● ENTRIES
======
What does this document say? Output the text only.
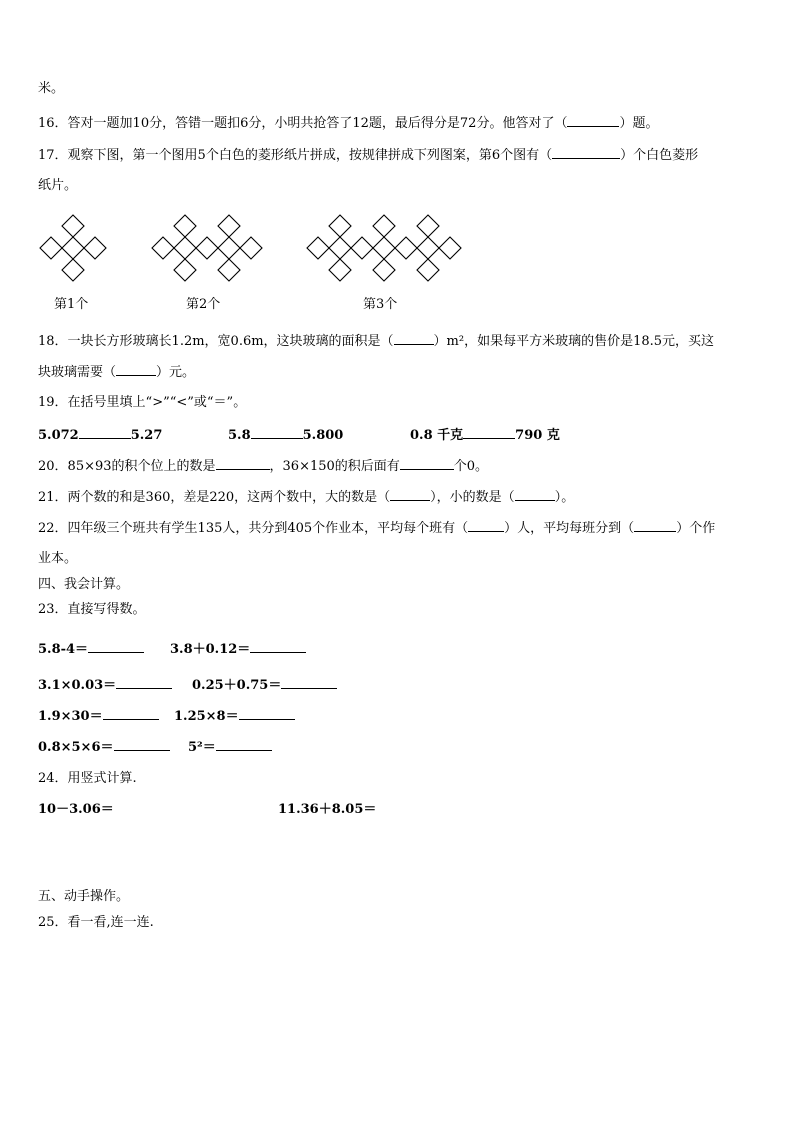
米。
16．答对一题加10分，答错一题扣6分，小明共抢答了12题，最后得分是72分。他答对了（	）题。
17．观察下图，第一个图用5个白色的菱形纸片拼成，按规律拼成下列图案，第6个图有（	）个白色菱形
纸片。
第1个	第2个	第3个
18．一块长方形玻璃长1.2m，宽0.6m，这块玻璃的面积是（	）m²，如果每平方米玻璃的售价是18.5元，买这
块玻璃需要（	）元。
19．在括号里填上“>”“<”或“＝”。
5.072	5.27	5.8	5.800	0.8 千克	790 克
20．85×93的积个位上的数是	，36×150的积后面有	个0。
21．两个数的和是360，差是220，这两个数中，大的数是（	），小的数是（	）。
22．四年级三个班共有学生135人，共分到405个作业本，平均每个班有（	）人，平均每班分到（	）个作
业本。
四、我会计算。
23．直接写得数。
5.8-4＝	3.8＋0.12＝
3.1×0.03＝	0.25＋0.75＝
1.9×30＝	1.25×8＝
0.8×5×6＝	5²＝
24．用竖式计算.
10－3.06＝	11.36＋8.05＝
五、动手操作。
25．看一看,连一连.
======
Transcribe the material exactly, leaving every picture out.

What does this document say? Output the text only.
米。
16．答对一题加10分，答错一题扣6分，小明共抢答了12题，最后得分是72分。他答对了（	）题。
17．观察下图，第一个图用5个白色的菱形纸片拼成，按规律拼成下列图案，第6个图有（	）个白色菱形
纸片。
第1个	第2个	第3个
18．一块长方形玻璃长1.2m，宽0.6m，这块玻璃的面积是（	）m²，如果每平方米玻璃的售价是18.5元，买这
块玻璃需要（	）元。
19．在括号里填上“>”“<”或“＝”。
5.072	5.27	5.8	5.800	0.8 千克	790 克
20．85×93的积个位上的数是	，36×150的积后面有	个0。
21．两个数的和是360，差是220，这两个数中，大的数是（	），小的数是（	）。
22．四年级三个班共有学生135人，共分到405个作业本，平均每个班有（	）人，平均每班分到（	）个作
业本。
四、我会计算。
23．直接写得数。
5.8-4＝	3.8＋0.12＝
3.1×0.03＝	0.25＋0.75＝
1.9×30＝	1.25×8＝
0.8×5×6＝	5²＝
24．用竖式计算.
10－3.06＝	11.36＋8.05＝
五、动手操作。
25．看一看,连一连.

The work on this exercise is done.